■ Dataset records
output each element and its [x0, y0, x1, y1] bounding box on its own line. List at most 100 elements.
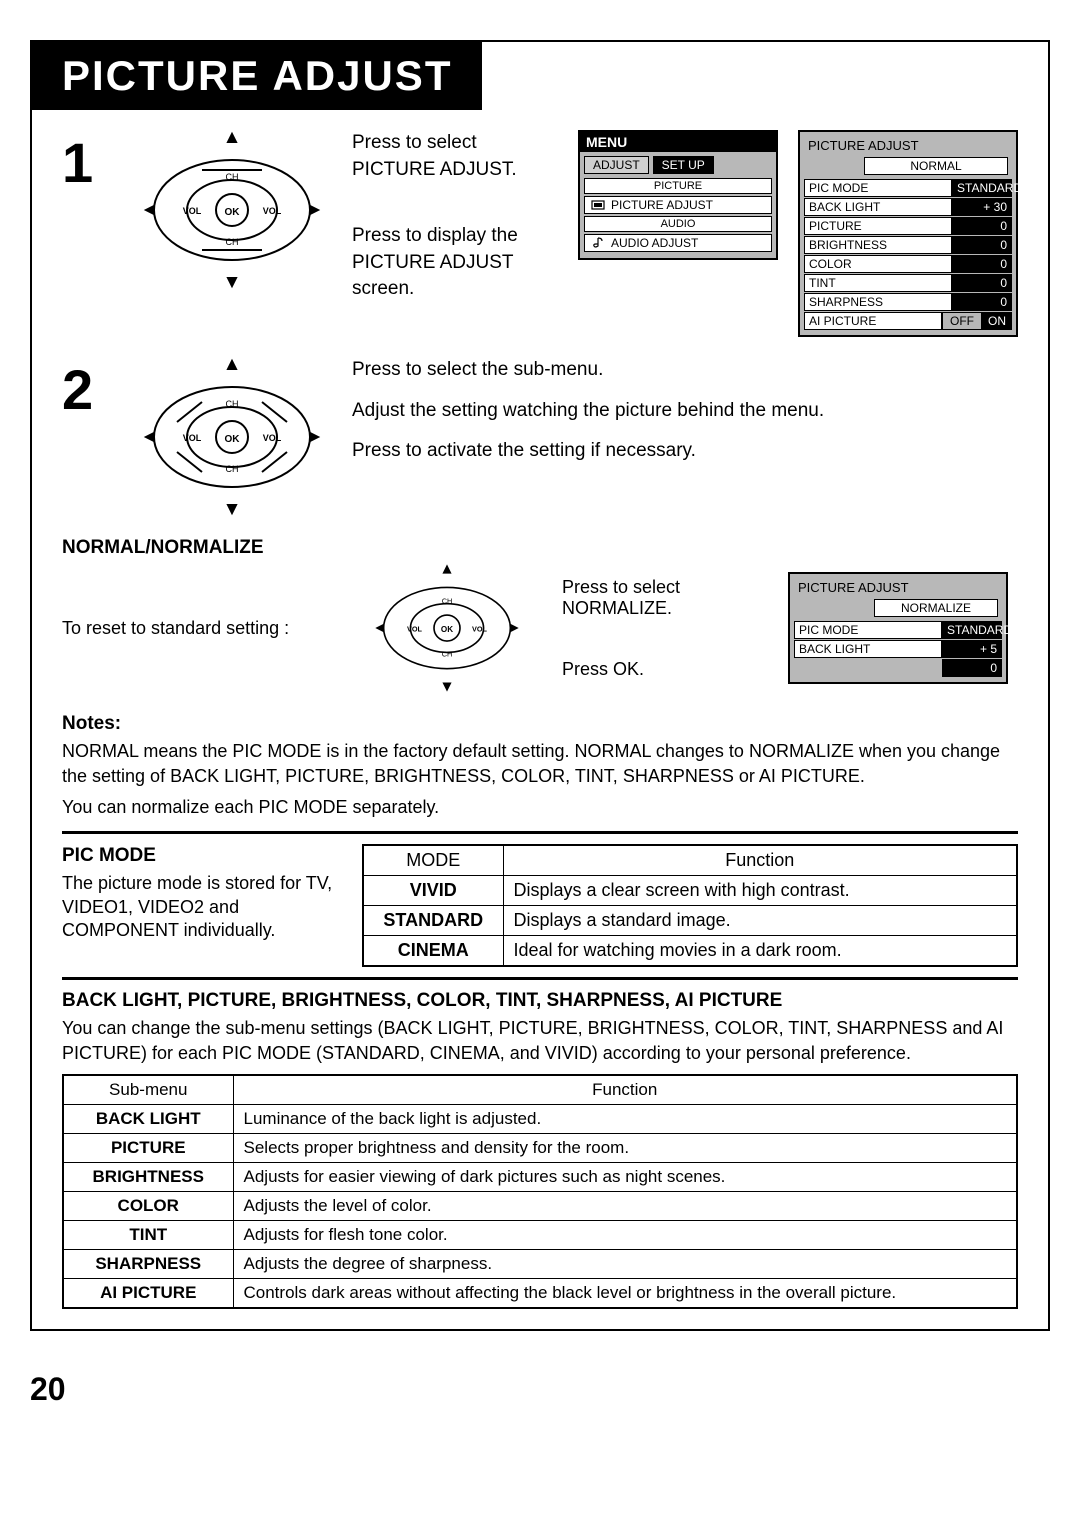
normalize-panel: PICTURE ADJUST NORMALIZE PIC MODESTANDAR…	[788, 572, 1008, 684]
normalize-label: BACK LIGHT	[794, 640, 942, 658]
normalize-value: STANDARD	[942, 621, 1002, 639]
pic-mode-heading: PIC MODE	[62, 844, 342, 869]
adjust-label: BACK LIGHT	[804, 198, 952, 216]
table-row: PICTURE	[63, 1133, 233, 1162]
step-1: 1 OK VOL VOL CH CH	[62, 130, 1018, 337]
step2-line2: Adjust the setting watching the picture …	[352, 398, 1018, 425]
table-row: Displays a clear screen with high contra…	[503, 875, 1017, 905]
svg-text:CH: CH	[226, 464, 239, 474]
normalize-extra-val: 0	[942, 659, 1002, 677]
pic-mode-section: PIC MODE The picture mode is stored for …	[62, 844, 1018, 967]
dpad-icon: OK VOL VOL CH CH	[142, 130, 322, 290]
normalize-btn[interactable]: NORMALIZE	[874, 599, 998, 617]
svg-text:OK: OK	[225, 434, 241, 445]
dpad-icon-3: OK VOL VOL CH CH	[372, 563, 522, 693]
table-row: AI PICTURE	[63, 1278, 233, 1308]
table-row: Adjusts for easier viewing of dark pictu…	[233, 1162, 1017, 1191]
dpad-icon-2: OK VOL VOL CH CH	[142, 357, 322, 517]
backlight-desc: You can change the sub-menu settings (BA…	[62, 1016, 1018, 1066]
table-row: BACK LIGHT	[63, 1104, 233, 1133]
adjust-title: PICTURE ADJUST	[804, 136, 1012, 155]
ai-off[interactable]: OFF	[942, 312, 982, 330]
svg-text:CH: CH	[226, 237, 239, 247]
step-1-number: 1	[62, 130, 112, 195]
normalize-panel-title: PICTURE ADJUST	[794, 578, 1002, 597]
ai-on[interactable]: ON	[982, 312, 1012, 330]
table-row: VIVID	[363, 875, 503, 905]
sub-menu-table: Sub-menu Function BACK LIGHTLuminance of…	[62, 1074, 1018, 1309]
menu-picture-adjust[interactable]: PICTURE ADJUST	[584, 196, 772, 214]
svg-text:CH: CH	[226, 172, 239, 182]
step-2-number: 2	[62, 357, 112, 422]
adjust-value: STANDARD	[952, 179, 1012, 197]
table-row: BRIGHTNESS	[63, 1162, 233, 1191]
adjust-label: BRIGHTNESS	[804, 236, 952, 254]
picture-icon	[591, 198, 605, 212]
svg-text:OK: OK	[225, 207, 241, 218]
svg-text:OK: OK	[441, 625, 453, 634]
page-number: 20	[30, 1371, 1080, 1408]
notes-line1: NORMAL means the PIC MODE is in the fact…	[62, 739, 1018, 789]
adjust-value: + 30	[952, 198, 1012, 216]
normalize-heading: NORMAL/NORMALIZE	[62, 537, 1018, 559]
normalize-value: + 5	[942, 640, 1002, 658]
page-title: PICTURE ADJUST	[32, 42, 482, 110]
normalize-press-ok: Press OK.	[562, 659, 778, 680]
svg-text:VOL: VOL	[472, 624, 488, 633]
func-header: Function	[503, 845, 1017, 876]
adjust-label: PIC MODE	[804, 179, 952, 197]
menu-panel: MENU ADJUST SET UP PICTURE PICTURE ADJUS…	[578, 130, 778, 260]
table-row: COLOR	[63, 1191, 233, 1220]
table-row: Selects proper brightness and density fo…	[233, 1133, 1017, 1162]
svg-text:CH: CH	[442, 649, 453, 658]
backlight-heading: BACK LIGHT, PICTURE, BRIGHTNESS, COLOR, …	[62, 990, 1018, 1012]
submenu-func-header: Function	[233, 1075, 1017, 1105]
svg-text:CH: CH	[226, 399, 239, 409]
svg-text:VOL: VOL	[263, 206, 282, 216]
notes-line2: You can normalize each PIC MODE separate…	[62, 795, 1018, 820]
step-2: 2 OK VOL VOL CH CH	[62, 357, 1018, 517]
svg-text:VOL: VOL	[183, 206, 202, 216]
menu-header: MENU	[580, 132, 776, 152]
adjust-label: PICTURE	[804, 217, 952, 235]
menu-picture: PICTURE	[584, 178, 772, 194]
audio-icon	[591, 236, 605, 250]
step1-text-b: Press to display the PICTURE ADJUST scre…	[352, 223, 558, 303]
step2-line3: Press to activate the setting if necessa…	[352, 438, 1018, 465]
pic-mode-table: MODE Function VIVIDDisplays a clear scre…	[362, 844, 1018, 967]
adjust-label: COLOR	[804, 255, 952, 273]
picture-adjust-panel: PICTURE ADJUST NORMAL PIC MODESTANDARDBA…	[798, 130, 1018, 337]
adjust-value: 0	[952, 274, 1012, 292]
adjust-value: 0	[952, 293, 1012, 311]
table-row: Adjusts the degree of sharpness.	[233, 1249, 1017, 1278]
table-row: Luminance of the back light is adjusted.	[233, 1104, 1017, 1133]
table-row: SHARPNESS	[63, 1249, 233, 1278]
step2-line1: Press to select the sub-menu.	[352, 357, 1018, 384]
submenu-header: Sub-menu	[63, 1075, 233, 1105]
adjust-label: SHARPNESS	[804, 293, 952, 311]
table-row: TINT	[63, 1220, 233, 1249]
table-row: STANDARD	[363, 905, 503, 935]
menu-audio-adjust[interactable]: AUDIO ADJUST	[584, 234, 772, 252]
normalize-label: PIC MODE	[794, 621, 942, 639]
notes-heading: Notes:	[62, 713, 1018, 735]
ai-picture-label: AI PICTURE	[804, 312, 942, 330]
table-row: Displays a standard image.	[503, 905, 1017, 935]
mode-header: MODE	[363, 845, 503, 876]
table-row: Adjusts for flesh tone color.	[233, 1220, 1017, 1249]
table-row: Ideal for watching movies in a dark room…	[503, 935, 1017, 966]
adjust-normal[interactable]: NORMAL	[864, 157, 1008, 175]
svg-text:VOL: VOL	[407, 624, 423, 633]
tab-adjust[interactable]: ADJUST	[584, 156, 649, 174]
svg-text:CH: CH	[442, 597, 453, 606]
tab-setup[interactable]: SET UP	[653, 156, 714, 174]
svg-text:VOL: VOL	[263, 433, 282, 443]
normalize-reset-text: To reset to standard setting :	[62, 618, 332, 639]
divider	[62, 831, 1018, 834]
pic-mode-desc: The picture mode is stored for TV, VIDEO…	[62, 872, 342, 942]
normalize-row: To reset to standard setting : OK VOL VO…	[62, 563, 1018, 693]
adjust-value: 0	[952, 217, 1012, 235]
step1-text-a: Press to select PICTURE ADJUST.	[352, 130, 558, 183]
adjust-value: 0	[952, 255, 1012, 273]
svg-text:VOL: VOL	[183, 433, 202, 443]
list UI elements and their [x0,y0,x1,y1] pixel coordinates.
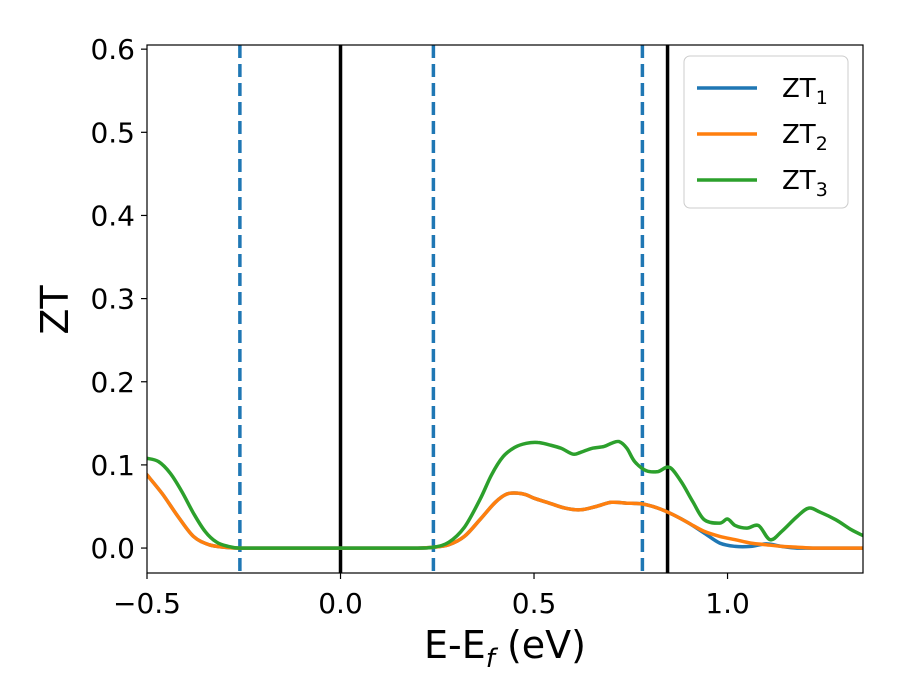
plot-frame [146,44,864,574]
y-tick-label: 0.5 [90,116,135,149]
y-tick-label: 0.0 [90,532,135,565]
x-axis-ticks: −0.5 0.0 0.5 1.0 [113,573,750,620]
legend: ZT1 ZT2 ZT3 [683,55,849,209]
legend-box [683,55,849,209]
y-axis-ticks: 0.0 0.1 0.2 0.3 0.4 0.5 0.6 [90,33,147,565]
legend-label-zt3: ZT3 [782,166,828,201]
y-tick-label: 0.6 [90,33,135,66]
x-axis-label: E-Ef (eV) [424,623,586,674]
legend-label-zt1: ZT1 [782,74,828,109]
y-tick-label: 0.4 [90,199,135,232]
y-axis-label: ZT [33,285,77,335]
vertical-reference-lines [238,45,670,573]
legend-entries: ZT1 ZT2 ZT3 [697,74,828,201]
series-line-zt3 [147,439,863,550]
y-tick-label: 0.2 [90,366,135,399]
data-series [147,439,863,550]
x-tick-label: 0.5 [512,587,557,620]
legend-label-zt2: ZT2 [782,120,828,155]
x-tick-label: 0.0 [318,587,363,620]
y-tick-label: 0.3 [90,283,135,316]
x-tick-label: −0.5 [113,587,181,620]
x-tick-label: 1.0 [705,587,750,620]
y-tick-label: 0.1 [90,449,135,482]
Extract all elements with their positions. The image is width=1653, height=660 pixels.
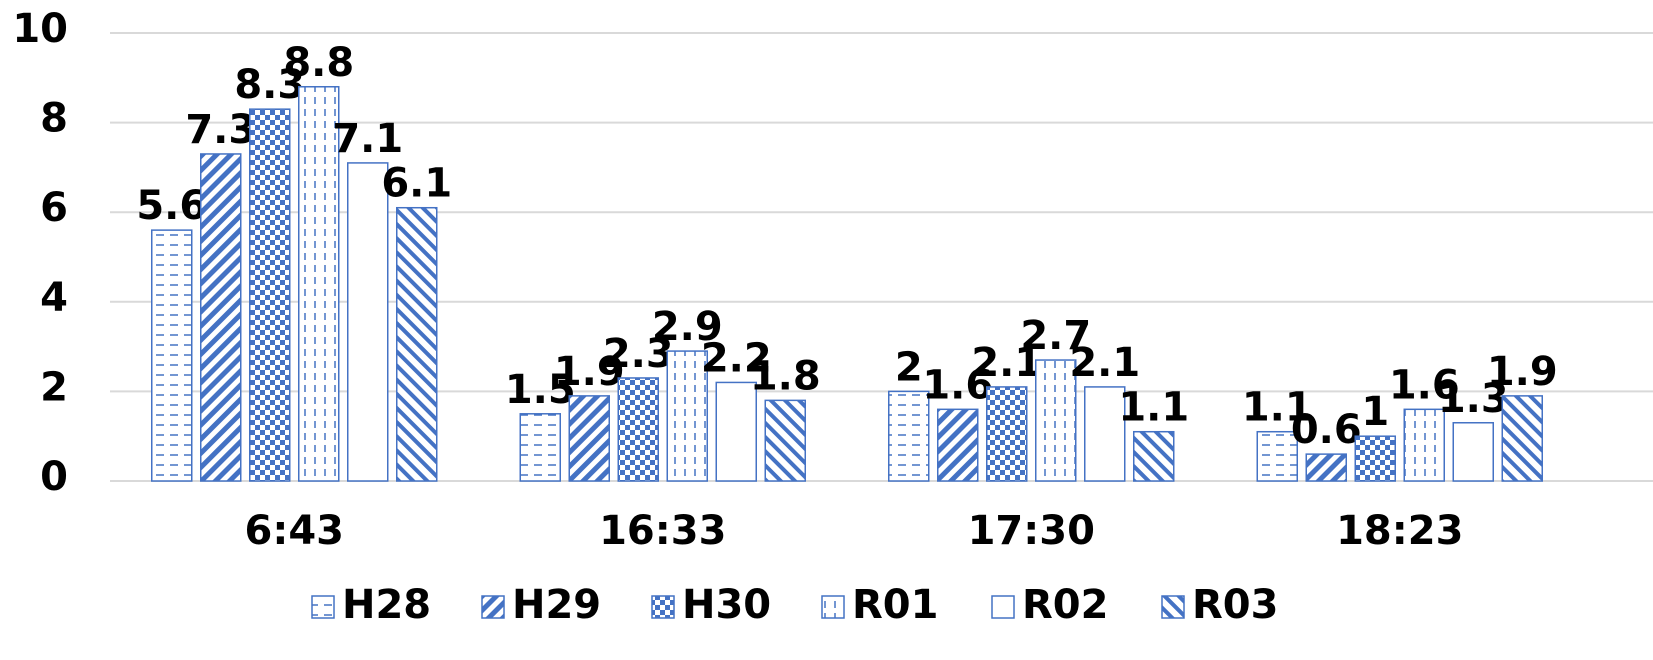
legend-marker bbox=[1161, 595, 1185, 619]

■ Task instructions
Echo the listing lines verbatim, taking everything from the line containing "normalize-panel: PICTURE ADJUST" down to the line containing "659, 1002, 677]", both lines included.

■ Output of the task
normalize-panel: PICTURE ADJUST NORMALIZE PIC MODESTANDAR…	[788, 572, 1008, 684]
normalize-label: BACK LIGHT	[794, 640, 942, 658]
normalize-value: STANDARD	[942, 621, 1002, 639]
pic-mode-heading: PIC MODE	[62, 844, 342, 869]
adjust-label: BACK LIGHT	[804, 198, 952, 216]
table-row: PICTURE	[63, 1133, 233, 1162]
step-1: 1 OK VOL VOL CH CH	[62, 130, 1018, 337]
step2-line2: Adjust the setting watching the picture …	[352, 398, 1018, 425]
table-row: Displays a clear screen with high contra…	[503, 875, 1017, 905]
svg-text:CH: CH	[226, 464, 239, 474]
normalize-extra-val: 0	[942, 659, 1002, 677]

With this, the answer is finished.